(A run of records)
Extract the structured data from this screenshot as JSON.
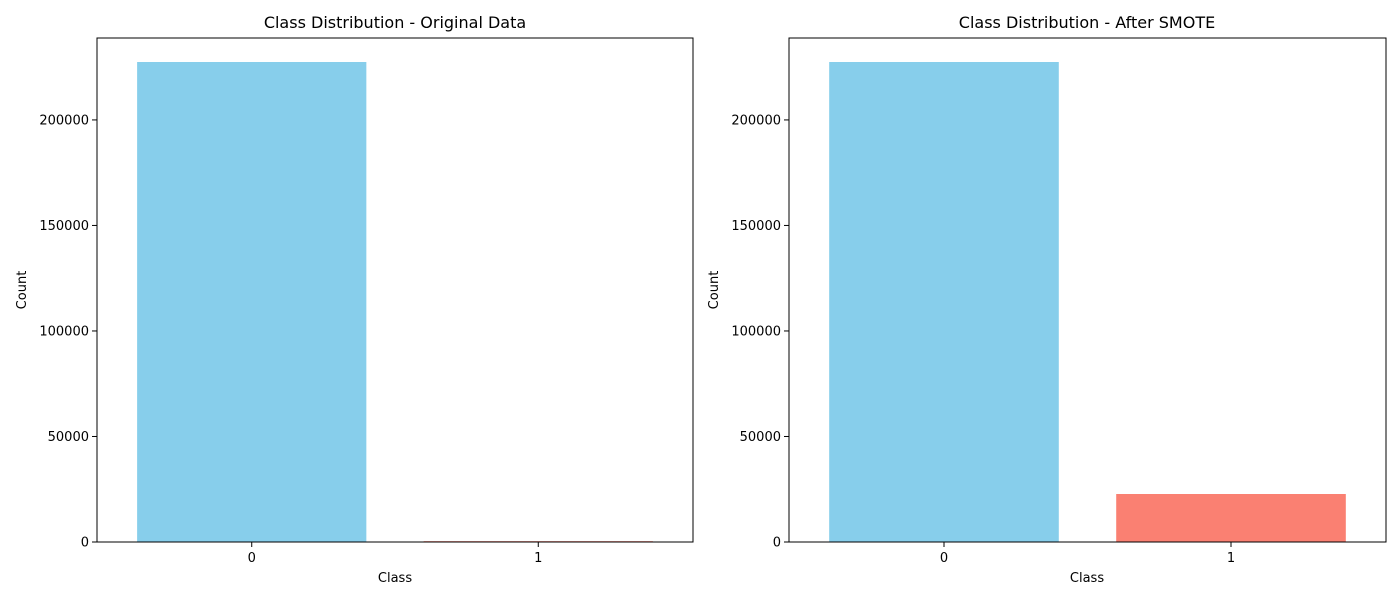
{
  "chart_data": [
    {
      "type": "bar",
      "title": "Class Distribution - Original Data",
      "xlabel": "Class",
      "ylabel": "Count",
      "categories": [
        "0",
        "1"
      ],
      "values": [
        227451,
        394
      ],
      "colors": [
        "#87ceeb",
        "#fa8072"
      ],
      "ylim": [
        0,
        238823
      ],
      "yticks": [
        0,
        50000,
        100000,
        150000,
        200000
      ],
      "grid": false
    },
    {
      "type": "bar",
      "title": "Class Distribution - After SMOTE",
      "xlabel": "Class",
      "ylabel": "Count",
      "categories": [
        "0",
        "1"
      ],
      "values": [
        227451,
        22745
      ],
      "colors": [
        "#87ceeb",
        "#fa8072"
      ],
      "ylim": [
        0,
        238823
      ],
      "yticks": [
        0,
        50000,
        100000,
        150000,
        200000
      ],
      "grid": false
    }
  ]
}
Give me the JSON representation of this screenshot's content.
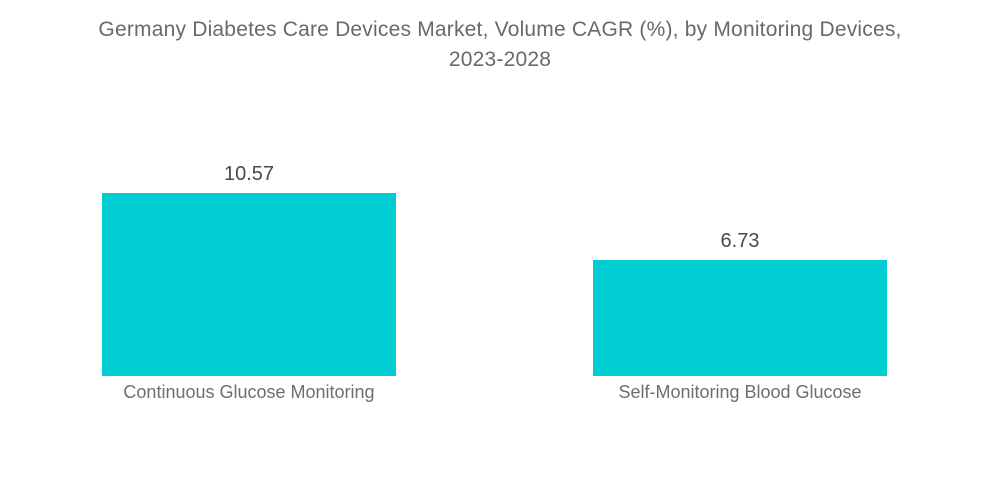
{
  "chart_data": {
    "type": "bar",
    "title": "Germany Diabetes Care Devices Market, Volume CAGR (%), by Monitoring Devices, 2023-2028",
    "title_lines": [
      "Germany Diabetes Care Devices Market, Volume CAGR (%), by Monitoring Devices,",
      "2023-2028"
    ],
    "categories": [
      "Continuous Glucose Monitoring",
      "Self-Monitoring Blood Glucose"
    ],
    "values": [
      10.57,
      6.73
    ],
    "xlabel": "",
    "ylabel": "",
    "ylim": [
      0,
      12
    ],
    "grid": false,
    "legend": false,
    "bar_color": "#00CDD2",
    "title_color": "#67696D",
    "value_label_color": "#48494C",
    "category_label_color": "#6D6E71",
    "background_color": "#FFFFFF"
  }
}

▶ Work to be completed
Locate "Give me the" in the listing above, then print exactly the lines from that line through the final one, omitting all pictures.

▶ Finished exercise
Give me the JSON representation of this screenshot's content.
{
  "chart_data": {
    "type": "bar",
    "title": "Germany Diabetes Care Devices Market, Volume CAGR (%), by Monitoring Devices, 2023-2028",
    "title_lines": [
      "Germany Diabetes Care Devices Market, Volume CAGR (%), by Monitoring Devices,",
      "2023-2028"
    ],
    "categories": [
      "Continuous Glucose Monitoring",
      "Self-Monitoring Blood Glucose"
    ],
    "values": [
      10.57,
      6.73
    ],
    "xlabel": "",
    "ylabel": "",
    "ylim": [
      0,
      12
    ],
    "grid": false,
    "legend": false,
    "bar_color": "#00CDD2",
    "title_color": "#67696D",
    "value_label_color": "#48494C",
    "category_label_color": "#6D6E71",
    "background_color": "#FFFFFF"
  }
}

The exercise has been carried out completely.